** start of Supplied data **

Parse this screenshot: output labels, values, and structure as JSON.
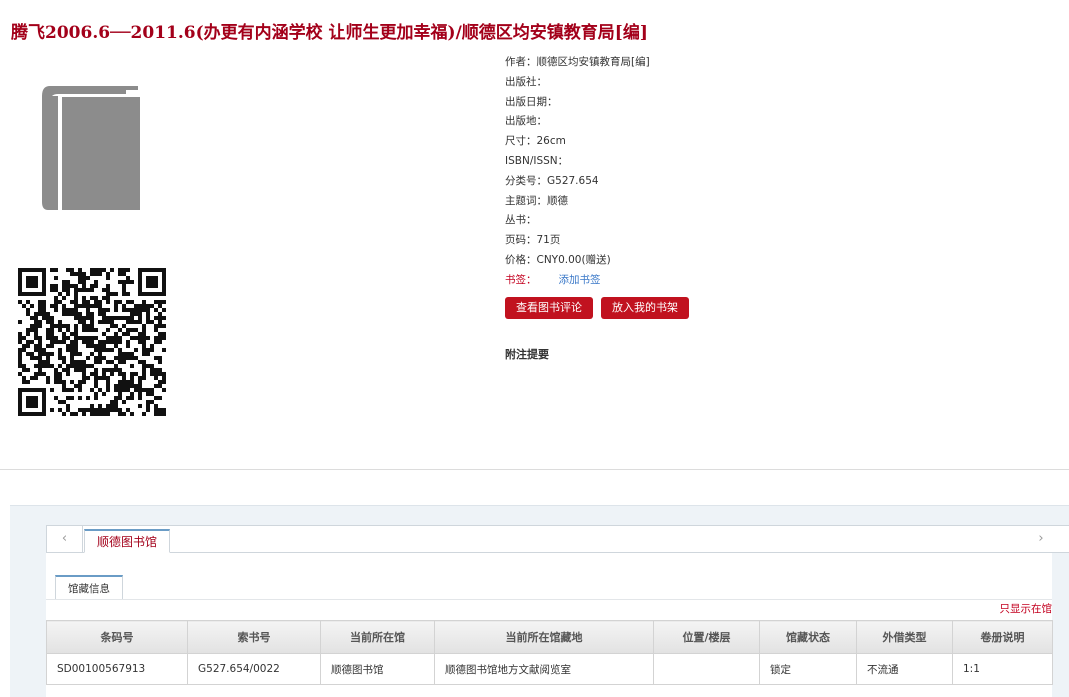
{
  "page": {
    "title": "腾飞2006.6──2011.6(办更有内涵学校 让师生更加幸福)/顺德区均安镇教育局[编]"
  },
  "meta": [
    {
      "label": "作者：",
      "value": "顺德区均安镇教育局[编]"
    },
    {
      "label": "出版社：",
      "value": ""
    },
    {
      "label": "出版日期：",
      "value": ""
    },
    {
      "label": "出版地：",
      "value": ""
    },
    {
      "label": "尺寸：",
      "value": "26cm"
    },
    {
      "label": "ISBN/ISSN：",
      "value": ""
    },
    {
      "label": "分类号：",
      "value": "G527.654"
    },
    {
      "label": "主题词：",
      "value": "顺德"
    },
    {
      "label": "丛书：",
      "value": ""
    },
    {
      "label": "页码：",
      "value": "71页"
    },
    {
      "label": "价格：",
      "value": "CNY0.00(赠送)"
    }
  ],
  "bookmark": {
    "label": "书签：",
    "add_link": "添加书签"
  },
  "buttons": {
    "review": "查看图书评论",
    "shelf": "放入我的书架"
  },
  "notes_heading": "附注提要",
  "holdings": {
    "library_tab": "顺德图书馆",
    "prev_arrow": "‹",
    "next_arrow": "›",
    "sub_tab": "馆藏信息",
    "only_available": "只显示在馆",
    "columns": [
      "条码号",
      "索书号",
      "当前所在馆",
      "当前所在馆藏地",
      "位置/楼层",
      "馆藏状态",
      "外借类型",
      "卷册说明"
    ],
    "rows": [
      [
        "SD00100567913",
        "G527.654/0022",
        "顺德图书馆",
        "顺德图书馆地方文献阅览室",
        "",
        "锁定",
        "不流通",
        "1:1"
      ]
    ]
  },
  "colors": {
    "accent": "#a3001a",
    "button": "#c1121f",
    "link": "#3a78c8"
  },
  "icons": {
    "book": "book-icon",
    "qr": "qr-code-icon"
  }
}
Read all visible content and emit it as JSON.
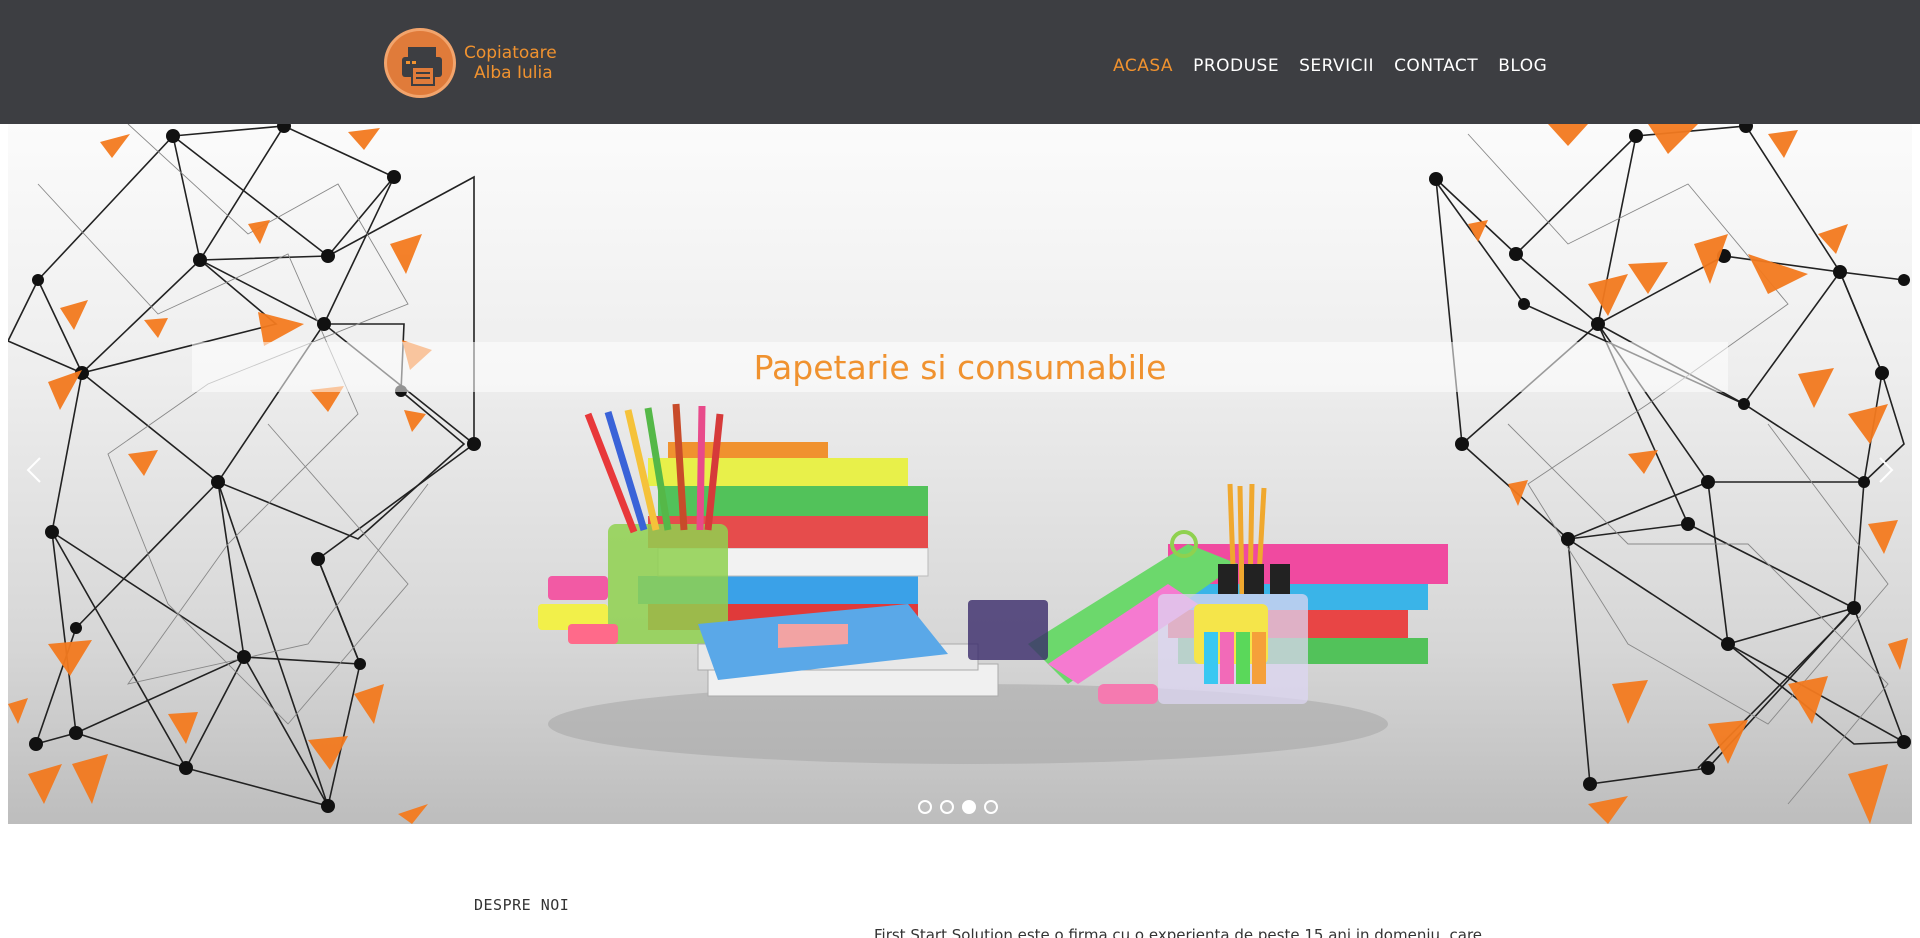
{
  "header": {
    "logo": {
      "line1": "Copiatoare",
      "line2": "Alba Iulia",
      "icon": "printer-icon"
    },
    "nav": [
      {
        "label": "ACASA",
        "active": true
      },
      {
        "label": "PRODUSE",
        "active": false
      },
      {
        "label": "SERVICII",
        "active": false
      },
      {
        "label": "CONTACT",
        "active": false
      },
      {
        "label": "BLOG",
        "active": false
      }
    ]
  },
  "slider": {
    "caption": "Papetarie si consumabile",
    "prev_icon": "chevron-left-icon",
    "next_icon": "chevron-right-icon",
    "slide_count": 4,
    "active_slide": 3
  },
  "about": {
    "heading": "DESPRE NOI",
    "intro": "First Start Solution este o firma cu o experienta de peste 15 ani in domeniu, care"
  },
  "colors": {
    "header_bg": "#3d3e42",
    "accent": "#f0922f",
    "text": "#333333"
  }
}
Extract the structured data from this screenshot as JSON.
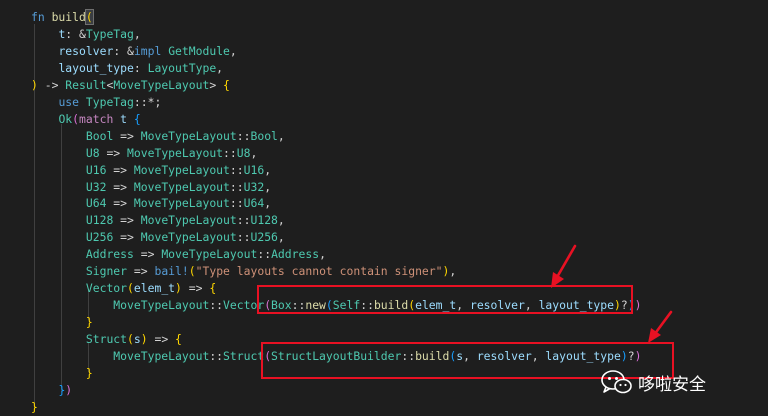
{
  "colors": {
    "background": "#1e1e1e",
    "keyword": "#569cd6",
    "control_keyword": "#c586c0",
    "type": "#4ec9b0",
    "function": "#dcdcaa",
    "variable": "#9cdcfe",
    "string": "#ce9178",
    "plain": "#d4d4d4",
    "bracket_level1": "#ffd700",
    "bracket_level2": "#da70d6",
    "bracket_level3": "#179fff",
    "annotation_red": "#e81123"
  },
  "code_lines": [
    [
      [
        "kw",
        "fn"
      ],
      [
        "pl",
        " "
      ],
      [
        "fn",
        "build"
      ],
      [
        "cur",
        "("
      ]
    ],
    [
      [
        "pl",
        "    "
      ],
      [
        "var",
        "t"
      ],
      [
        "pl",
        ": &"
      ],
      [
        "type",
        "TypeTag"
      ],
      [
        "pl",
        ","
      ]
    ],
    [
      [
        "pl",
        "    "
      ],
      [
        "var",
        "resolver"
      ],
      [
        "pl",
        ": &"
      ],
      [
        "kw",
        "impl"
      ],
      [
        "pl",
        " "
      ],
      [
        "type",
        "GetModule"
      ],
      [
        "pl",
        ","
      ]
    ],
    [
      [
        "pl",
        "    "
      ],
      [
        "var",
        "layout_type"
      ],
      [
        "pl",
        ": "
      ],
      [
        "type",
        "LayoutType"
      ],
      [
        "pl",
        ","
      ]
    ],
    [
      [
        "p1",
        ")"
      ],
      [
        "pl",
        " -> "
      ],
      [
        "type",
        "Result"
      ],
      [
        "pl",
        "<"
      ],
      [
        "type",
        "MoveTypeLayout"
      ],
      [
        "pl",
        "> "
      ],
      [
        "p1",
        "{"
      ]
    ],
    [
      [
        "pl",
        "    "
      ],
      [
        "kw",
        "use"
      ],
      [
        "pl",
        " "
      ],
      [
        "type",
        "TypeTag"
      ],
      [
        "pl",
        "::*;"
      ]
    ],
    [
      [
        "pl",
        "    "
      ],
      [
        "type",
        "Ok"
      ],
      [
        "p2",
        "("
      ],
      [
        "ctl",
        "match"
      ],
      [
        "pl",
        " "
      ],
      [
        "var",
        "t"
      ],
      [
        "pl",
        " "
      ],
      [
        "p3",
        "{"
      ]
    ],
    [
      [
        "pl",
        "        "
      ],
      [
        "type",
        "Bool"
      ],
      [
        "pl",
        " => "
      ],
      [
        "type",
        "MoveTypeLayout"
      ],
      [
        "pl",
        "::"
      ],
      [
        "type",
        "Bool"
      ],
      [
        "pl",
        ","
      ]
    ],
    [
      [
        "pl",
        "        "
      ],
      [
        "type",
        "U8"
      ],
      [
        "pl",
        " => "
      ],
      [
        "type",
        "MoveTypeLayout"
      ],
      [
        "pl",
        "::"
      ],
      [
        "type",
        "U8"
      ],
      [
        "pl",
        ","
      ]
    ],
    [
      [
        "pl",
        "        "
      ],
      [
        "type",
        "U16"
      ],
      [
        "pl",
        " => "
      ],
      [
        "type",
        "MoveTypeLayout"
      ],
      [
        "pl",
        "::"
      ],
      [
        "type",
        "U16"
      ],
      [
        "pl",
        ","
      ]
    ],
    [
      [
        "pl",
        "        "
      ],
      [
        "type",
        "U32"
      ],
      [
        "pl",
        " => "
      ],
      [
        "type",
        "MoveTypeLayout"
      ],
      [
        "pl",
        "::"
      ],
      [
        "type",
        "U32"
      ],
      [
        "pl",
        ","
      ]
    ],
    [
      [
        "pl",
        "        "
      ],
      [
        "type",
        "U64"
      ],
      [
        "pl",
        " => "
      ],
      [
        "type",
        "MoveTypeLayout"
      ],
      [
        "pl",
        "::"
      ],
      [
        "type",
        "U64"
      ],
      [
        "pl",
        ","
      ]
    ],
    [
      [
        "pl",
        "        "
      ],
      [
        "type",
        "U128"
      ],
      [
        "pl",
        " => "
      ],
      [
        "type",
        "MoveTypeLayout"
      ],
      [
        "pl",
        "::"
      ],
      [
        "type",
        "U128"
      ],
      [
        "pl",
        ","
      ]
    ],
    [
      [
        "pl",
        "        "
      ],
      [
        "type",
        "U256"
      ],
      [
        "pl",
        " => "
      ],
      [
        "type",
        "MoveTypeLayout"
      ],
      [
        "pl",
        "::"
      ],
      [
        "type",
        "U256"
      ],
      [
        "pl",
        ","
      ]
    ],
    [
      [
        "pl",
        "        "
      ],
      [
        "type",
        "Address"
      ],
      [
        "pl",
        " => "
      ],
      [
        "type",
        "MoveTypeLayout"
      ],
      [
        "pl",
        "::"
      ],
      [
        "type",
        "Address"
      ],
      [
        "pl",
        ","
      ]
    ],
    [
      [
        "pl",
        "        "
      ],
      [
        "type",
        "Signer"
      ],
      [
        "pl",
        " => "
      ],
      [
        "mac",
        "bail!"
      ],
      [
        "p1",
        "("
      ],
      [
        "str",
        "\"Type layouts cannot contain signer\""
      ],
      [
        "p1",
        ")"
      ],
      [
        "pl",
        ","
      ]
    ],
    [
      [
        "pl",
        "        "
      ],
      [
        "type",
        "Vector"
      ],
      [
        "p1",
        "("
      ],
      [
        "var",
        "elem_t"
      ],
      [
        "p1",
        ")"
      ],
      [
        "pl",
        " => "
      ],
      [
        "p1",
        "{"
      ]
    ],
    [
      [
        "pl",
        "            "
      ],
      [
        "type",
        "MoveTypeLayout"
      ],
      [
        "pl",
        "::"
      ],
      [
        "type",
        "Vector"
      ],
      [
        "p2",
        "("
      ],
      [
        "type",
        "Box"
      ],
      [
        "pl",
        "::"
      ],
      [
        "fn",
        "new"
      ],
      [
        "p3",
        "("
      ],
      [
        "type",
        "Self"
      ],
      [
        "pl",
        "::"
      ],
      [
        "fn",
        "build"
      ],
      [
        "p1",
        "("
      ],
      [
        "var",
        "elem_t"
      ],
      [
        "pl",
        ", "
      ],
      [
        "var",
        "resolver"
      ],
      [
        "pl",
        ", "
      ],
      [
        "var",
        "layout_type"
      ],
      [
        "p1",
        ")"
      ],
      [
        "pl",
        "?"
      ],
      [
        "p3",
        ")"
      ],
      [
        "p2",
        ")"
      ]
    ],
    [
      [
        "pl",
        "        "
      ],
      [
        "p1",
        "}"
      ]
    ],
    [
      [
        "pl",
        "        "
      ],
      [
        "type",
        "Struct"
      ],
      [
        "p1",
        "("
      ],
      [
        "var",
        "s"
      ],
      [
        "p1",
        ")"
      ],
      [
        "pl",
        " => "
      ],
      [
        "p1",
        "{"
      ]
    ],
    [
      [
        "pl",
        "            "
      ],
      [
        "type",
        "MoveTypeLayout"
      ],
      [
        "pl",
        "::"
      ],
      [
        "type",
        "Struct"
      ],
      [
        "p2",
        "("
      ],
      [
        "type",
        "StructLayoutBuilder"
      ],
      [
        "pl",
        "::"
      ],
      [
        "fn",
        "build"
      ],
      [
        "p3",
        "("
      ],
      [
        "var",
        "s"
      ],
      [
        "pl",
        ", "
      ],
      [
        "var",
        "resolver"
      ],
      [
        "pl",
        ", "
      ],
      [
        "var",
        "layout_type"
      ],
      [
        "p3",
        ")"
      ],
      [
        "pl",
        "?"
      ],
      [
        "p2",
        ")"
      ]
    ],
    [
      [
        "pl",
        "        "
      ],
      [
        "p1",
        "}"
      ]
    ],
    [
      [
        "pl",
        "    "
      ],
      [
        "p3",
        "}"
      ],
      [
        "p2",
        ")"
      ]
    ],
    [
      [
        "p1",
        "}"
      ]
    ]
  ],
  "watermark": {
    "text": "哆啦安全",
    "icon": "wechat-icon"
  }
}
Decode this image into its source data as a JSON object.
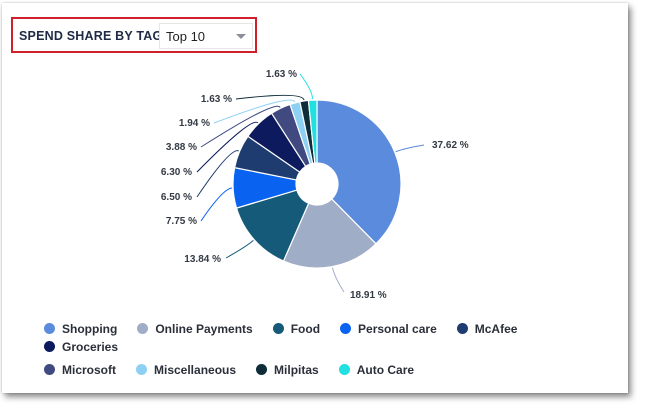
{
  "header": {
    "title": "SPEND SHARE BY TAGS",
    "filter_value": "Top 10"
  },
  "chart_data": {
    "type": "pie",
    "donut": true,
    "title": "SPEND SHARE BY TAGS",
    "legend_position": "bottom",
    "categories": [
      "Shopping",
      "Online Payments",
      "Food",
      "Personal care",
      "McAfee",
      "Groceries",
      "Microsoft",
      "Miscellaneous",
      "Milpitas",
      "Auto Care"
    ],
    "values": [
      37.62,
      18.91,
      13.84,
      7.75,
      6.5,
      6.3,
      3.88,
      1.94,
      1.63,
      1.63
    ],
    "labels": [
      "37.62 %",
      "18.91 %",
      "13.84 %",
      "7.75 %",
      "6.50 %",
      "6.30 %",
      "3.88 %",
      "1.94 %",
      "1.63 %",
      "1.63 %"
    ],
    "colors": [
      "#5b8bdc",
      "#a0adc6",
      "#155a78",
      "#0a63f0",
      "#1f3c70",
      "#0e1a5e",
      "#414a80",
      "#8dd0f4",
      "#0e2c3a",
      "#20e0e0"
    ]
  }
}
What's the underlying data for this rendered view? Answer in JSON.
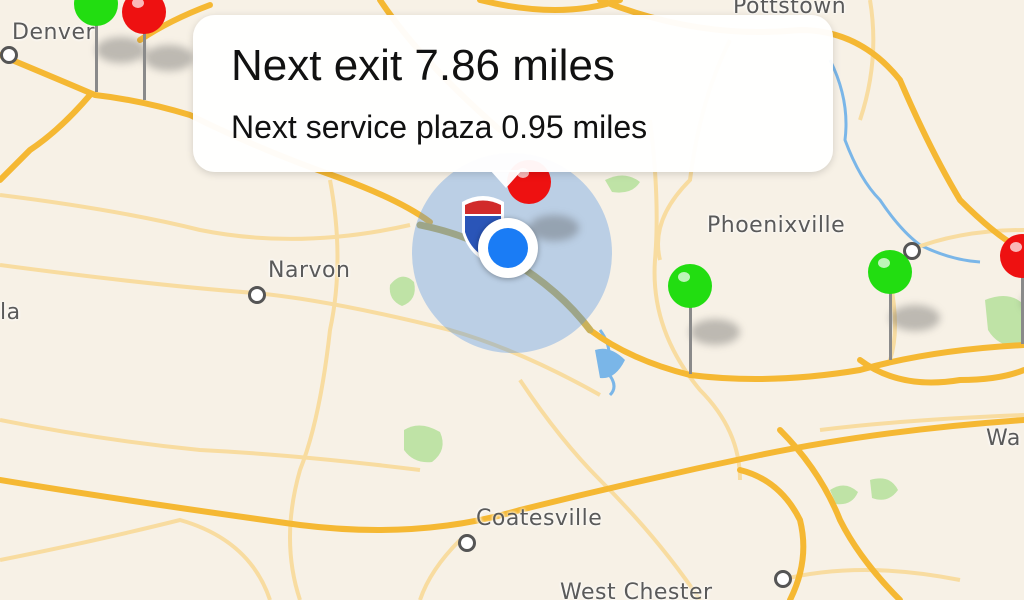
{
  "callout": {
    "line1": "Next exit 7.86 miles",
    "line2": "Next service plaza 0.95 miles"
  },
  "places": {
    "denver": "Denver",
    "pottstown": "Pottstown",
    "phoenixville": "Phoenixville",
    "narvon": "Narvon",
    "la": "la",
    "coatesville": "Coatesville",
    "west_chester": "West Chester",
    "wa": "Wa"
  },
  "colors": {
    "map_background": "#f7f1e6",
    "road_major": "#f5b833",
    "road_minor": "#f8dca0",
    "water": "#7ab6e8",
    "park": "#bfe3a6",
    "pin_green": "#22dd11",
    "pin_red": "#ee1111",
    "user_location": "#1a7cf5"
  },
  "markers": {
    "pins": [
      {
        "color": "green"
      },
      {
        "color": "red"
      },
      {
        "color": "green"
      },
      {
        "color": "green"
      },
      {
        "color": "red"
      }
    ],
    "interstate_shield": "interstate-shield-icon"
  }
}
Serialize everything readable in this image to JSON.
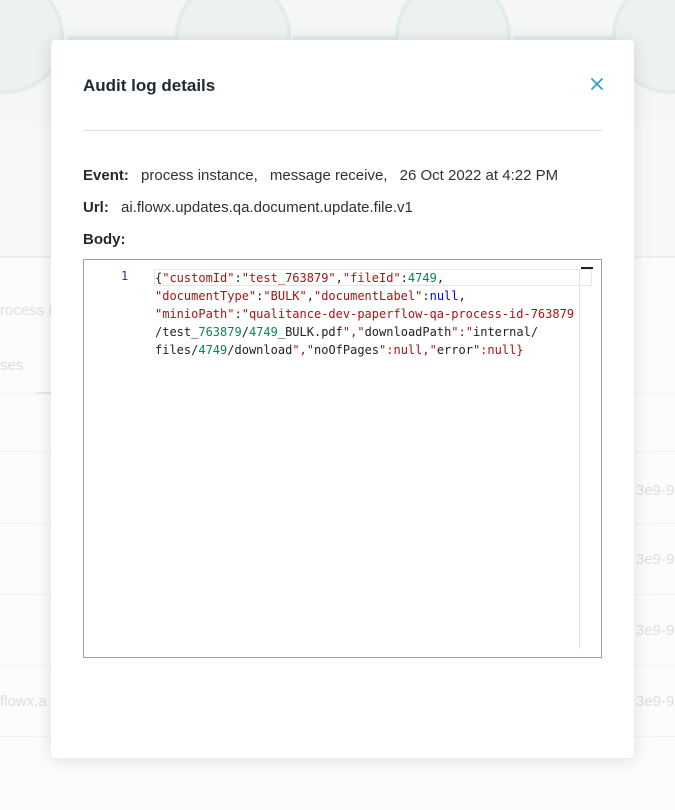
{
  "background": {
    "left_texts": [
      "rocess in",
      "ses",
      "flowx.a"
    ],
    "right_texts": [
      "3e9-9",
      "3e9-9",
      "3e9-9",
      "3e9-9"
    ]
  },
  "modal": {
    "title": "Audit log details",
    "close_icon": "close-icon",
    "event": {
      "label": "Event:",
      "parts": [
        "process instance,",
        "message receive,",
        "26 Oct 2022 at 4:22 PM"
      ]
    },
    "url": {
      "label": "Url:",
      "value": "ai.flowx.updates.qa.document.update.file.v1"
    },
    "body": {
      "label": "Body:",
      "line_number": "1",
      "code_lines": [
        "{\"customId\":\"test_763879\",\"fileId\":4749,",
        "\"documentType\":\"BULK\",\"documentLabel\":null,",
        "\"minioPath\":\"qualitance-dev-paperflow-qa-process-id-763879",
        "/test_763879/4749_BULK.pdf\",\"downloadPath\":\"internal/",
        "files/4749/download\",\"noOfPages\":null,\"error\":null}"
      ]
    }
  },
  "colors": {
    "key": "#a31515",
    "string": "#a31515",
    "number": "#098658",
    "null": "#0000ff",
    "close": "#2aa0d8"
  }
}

** end of Supplied data **

◆ Your task: Reply with nothing except the number of lines in the listing above that include the string "JSON".

◆ Answer below: 6